* Short exercise *
Retype, without alteration, each line from the line containing "Read out every word on this page." to the final line of the records.

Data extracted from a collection
------------------------------

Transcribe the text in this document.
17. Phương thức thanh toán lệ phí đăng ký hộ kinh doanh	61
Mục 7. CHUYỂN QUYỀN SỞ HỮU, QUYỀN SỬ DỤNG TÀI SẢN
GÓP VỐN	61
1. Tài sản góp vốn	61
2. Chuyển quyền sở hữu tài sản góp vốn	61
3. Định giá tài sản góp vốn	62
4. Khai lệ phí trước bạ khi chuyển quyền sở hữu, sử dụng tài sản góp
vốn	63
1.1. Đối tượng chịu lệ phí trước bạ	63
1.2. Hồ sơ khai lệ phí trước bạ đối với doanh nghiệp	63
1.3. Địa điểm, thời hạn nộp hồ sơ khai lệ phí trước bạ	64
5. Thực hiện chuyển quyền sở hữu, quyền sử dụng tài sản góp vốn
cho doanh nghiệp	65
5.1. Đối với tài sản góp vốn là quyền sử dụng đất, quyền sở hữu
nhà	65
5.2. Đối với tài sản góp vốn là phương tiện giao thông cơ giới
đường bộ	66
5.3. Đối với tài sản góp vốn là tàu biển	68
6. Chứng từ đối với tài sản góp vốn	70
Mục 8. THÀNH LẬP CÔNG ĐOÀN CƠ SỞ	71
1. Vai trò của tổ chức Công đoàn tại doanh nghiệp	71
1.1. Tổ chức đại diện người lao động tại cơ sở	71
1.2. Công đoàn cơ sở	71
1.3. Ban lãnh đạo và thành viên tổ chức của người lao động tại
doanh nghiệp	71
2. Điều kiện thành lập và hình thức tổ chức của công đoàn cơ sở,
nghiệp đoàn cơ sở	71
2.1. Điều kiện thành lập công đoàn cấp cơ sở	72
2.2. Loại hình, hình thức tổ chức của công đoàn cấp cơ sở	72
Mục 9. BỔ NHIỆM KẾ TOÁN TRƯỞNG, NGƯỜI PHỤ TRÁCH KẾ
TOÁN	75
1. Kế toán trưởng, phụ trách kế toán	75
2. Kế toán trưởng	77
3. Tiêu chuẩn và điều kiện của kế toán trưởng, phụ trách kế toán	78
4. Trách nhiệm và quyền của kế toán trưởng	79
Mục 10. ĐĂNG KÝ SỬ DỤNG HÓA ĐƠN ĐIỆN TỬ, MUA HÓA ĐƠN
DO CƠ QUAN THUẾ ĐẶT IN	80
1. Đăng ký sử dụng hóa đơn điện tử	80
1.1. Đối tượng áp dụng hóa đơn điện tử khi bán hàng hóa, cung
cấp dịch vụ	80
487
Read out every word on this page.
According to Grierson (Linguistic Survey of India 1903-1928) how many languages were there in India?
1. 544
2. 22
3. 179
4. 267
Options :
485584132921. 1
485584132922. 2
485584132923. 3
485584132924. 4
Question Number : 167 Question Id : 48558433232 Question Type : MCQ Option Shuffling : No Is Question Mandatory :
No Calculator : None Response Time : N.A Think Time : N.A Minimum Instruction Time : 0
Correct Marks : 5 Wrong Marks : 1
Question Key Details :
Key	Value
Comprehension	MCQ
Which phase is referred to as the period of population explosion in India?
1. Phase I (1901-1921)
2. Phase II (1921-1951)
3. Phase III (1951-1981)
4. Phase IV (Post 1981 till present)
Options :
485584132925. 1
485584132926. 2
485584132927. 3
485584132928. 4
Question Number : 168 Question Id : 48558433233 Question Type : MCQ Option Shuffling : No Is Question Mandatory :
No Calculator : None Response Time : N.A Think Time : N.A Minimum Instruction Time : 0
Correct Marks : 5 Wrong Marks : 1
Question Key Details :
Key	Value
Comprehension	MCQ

------------------------------

* Full answer *
Read out every word on this page.
According to Grierson (Linguistic Survey of India 1903-1928) how many languages were there in India?
1. 544
2. 22
3. 179
4. 267
Options :
485584132921. 1
485584132922. 2
485584132923. 3
485584132924. 4
Question Number : 167 Question Id : 48558433232 Question Type : MCQ Option Shuffling : No Is Question Mandatory :
No Calculator : None Response Time : N.A Think Time : N.A Minimum Instruction Time : 0
Correct Marks : 5 Wrong Marks : 1
Question Key Details :
Key	Value
Comprehension	MCQ
Which phase is referred to as the period of population explosion in India?
1. Phase I (1901-1921)
2. Phase II (1921-1951)
3. Phase III (1951-1981)
4. Phase IV (Post 1981 till present)
Options :
485584132925. 1
485584132926. 2
485584132927. 3
485584132928. 4
Question Number : 168 Question Id : 48558433233 Question Type : MCQ Option Shuffling : No Is Question Mandatory :
No Calculator : None Response Time : N.A Think Time : N.A Minimum Instruction Time : 0
Correct Marks : 5 Wrong Marks : 1
Question Key Details :
Key	Value
Comprehension	MCQ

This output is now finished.